● Short task: Filter this material down to the lines that hold "sotib", copying each one.

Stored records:
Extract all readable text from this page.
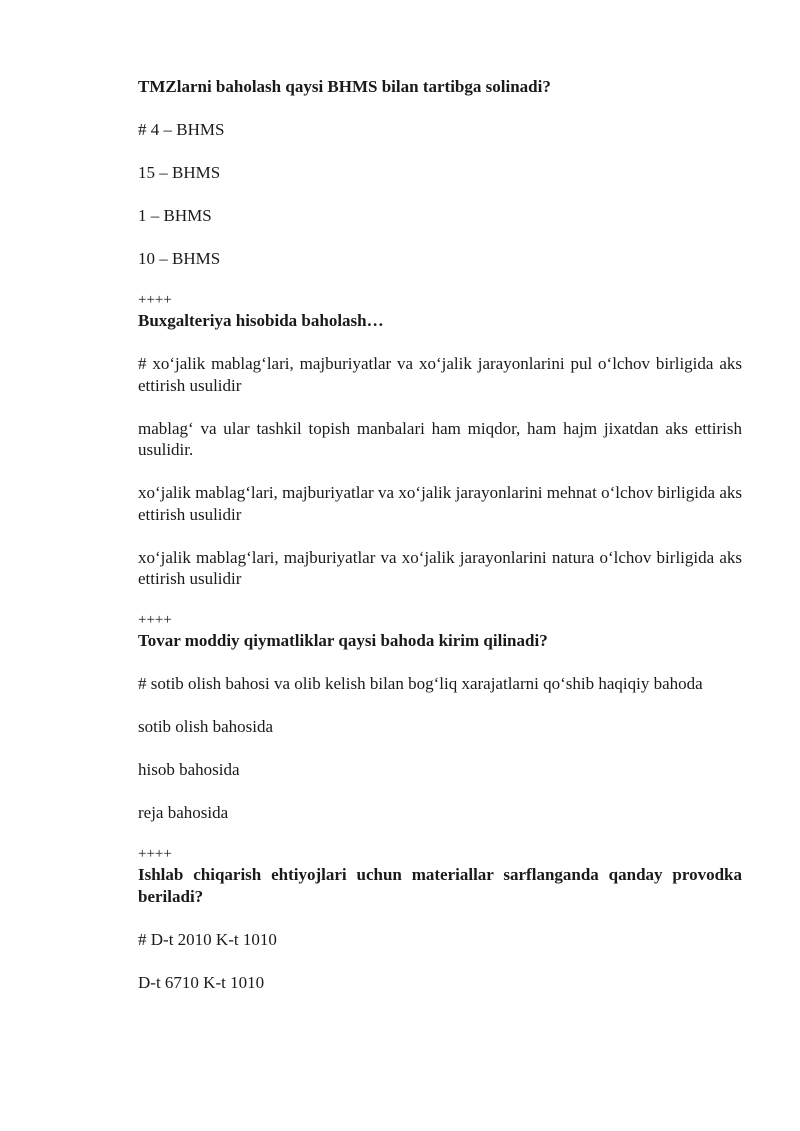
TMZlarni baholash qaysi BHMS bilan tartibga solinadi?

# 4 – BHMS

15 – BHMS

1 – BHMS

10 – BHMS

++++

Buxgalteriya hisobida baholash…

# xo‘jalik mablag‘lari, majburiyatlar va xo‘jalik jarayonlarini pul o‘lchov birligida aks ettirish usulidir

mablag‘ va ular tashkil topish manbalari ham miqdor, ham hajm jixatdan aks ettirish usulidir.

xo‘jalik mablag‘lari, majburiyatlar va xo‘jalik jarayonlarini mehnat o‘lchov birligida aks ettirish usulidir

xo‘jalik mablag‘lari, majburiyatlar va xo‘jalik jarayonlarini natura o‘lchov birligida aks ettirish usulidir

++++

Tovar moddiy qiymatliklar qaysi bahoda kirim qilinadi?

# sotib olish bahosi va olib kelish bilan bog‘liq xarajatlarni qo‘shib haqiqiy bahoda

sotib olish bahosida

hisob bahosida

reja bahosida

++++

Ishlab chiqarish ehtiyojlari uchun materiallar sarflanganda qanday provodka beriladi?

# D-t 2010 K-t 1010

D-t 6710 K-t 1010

==

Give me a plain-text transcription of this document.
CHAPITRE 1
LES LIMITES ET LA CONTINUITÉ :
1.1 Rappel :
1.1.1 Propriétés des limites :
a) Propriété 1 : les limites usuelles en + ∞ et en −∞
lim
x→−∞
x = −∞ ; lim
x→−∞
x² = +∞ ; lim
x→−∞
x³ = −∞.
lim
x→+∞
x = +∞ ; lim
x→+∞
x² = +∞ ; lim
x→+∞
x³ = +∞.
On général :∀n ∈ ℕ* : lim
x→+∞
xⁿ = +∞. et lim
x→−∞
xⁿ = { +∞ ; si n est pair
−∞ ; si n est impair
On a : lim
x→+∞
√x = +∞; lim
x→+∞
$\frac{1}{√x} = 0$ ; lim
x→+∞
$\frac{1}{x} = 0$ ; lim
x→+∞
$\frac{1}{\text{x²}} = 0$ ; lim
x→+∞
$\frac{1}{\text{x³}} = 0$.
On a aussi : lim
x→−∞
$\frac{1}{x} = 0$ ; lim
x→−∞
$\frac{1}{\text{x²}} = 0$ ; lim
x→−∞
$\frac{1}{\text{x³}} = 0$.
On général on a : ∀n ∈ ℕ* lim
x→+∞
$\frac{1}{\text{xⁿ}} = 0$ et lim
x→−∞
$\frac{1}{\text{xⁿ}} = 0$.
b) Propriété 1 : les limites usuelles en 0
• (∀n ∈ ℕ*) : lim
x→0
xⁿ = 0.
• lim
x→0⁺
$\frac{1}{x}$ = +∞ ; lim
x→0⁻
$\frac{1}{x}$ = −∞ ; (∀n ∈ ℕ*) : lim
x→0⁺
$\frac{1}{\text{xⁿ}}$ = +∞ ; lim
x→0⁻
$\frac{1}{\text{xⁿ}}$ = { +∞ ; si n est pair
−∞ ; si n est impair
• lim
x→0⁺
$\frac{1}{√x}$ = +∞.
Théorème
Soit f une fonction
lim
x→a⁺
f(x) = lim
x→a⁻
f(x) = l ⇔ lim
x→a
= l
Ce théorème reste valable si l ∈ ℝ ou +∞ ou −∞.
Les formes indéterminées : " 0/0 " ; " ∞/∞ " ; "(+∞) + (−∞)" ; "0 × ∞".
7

...

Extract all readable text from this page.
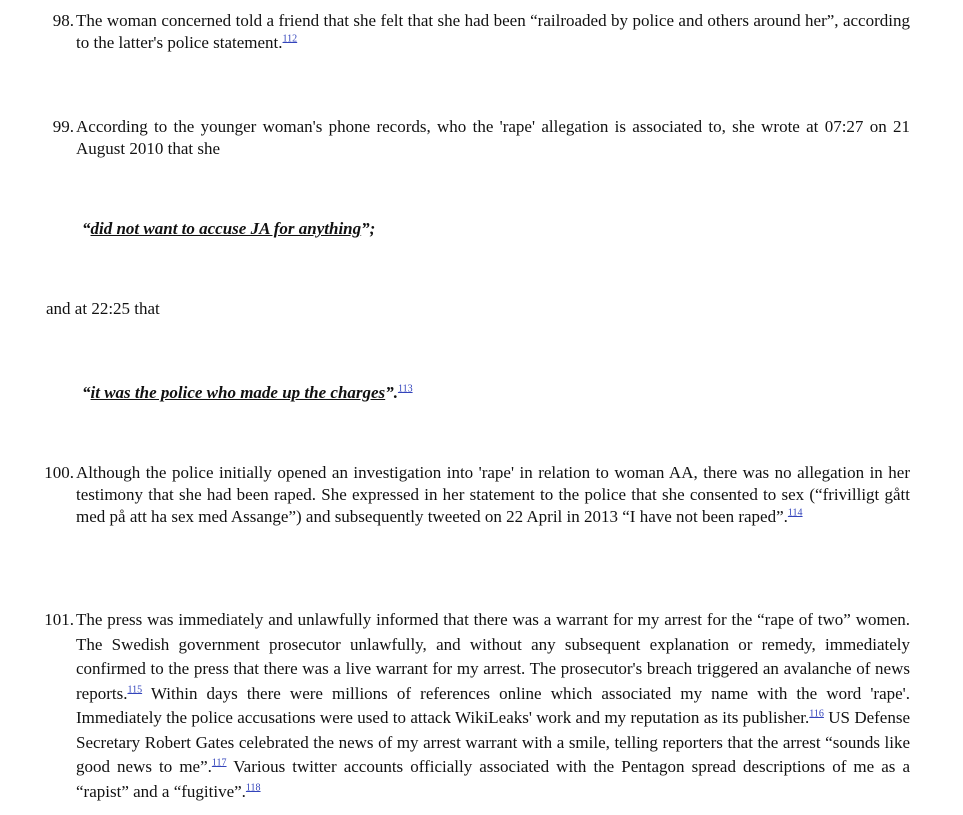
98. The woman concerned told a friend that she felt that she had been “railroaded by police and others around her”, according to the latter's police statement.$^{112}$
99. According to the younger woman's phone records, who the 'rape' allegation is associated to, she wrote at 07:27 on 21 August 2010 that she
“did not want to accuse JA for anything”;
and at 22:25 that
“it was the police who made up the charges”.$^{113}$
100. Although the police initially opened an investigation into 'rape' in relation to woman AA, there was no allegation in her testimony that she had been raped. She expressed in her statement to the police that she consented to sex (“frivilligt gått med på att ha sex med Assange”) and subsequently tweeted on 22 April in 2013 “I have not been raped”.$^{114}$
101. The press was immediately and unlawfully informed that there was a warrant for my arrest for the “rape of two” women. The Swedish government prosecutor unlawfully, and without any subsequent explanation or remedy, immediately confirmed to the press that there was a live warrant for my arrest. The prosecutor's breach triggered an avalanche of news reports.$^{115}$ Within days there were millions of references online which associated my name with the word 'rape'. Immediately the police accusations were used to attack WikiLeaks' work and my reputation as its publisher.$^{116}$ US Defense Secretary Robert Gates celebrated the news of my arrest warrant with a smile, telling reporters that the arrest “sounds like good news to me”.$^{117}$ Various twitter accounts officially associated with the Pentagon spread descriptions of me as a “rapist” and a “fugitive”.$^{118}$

● Solution to the exercise:
# sotib olish bahosi va olib kelish bilan bog‘liq xarajatlarni qo‘shib haqiqiy bahoda
sotib olish bahosida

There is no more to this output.